──────── SUPPLIED MATERIAL

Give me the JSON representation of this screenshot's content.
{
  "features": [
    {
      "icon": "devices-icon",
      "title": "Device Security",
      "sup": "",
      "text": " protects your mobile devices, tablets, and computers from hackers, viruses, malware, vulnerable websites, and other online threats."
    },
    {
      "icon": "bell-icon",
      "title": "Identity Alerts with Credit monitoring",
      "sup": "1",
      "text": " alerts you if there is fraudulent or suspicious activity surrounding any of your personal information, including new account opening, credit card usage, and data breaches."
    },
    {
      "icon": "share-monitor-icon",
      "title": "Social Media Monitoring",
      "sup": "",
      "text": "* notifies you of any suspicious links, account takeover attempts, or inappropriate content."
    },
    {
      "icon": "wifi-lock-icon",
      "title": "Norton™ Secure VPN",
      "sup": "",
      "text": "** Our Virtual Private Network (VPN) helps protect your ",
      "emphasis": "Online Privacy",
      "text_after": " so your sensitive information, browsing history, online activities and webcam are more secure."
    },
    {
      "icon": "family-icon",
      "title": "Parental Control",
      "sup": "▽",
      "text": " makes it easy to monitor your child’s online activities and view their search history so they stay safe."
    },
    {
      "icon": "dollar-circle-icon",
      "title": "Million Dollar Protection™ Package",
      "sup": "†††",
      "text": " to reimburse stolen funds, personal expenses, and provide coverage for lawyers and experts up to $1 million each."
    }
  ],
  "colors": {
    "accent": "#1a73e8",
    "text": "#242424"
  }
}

────────────────

• EXERCISE DETAILS: Transcribe all the data word for word, as it appears above.

• TASK SOLUTION:
Give me the JSON representation of this screenshot's content.
{
  "features": [
    {
      "icon": "devices-icon",
      "title": "Device Security",
      "sup": "",
      "text": " protects your mobile devices, tablets, and computers from hackers, viruses, malware, vulnerable websites, and other online threats."
    },
    {
      "icon": "bell-icon",
      "title": "Identity Alerts with Credit monitoring",
      "sup": "1",
      "text": " alerts you if there is fraudulent or suspicious activity surrounding any of your personal information, including new account opening, credit card usage, and data breaches."
    },
    {
      "icon": "share-monitor-icon",
      "title": "Social Media Monitoring",
      "sup": "",
      "text": "* notifies you of any suspicious links, account takeover attempts, or inappropriate content."
    },
    {
      "icon": "wifi-lock-icon",
      "title": "Norton™ Secure VPN",
      "sup": "",
      "text": "** Our Virtual Private Network (VPN) helps protect your ",
      "emphasis": "Online Privacy",
      "text_after": " so your sensitive information, browsing history, online activities and webcam are more secure."
    },
    {
      "icon": "family-icon",
      "title": "Parental Control",
      "sup": "▽",
      "text": " makes it easy to monitor your child’s online activities and view their search history so they stay safe."
    },
    {
      "icon": "dollar-circle-icon",
      "title": "Million Dollar Protection™ Package",
      "sup": "†††",
      "text": " to reimburse stolen funds, personal expenses, and provide coverage for lawyers and experts up to $1 million each."
    }
  ],
  "colors": {
    "accent": "#1a73e8",
    "text": "#242424"
  }
}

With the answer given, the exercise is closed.